Task directions:
Wherever the string "mode" appears, copy the whole line.

## START Dataset records

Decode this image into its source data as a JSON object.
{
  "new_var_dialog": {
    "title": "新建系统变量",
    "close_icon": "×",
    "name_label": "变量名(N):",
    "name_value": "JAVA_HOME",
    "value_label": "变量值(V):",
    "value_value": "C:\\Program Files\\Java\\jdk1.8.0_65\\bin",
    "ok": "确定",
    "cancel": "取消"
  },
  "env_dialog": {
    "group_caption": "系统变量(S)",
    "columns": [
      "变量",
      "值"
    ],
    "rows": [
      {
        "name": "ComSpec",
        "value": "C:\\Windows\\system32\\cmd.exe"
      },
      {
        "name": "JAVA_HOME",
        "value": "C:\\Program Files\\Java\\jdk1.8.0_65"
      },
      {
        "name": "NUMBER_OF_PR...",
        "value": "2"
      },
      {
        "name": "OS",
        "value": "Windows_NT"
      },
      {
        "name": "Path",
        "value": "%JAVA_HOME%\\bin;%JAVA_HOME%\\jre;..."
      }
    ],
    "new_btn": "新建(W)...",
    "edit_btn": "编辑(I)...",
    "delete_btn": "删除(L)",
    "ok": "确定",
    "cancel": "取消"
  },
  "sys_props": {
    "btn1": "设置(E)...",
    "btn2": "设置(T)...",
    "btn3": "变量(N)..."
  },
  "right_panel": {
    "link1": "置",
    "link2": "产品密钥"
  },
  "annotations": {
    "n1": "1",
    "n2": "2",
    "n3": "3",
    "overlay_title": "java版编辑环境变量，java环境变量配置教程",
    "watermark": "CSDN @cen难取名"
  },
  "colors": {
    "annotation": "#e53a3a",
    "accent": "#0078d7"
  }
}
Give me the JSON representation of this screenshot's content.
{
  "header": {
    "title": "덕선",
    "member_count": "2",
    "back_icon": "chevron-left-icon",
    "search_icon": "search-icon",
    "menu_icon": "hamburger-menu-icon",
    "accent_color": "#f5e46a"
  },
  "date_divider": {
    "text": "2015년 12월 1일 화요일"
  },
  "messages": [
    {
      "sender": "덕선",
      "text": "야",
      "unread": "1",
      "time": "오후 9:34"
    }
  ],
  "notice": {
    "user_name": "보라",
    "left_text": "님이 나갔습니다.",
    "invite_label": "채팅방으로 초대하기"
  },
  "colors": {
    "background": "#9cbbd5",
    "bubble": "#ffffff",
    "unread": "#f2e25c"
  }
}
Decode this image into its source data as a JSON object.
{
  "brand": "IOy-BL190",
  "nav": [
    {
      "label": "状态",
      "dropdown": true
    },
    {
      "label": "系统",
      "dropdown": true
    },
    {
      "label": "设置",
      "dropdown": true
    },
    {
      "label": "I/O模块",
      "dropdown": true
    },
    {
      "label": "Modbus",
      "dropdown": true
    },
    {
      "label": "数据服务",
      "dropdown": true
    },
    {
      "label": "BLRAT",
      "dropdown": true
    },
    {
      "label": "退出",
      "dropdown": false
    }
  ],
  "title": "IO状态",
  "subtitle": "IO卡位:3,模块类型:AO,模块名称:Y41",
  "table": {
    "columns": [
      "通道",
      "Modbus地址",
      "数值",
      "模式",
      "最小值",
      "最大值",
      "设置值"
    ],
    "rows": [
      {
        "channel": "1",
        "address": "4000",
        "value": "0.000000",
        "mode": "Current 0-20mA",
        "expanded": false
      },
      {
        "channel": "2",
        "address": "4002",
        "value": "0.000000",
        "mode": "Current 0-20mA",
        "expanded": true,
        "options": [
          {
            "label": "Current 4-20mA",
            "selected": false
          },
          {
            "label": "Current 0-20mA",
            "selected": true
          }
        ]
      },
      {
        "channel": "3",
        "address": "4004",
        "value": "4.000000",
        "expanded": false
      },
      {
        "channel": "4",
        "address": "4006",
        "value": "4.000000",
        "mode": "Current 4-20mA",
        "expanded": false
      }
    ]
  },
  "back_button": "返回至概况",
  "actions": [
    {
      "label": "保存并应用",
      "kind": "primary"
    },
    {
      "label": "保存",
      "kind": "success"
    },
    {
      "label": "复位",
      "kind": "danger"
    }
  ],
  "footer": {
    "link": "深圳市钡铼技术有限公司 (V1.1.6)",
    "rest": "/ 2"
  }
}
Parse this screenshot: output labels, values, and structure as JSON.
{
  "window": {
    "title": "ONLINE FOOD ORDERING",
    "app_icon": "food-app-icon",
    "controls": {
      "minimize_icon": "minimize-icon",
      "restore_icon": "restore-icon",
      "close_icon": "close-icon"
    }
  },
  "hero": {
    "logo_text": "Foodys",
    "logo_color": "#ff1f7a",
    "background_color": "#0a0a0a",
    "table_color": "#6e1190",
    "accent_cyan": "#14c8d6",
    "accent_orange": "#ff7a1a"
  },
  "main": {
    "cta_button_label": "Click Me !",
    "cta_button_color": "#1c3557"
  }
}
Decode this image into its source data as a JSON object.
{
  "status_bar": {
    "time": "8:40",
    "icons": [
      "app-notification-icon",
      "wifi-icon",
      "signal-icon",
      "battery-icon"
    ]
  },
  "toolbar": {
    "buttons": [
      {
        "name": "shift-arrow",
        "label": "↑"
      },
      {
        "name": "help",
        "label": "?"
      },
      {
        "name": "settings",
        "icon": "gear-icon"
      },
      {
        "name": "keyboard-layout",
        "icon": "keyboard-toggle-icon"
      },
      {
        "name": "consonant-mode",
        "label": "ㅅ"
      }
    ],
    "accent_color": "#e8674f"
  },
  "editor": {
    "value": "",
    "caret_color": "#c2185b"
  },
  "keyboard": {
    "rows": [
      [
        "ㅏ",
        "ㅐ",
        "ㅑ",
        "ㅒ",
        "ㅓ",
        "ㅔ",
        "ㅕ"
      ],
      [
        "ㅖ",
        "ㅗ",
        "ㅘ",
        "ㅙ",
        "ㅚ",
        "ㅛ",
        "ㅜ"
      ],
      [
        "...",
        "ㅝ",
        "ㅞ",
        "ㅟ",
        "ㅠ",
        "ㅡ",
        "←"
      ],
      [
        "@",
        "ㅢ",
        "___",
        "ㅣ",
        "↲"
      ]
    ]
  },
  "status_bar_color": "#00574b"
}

## END Dataset records

Answer for this exercise:
        "mode": "Current 0-20mA",
        "mode": "Current 0-20mA",
        "mode": "Current 4-20mA",
        "name": "consonant-mode",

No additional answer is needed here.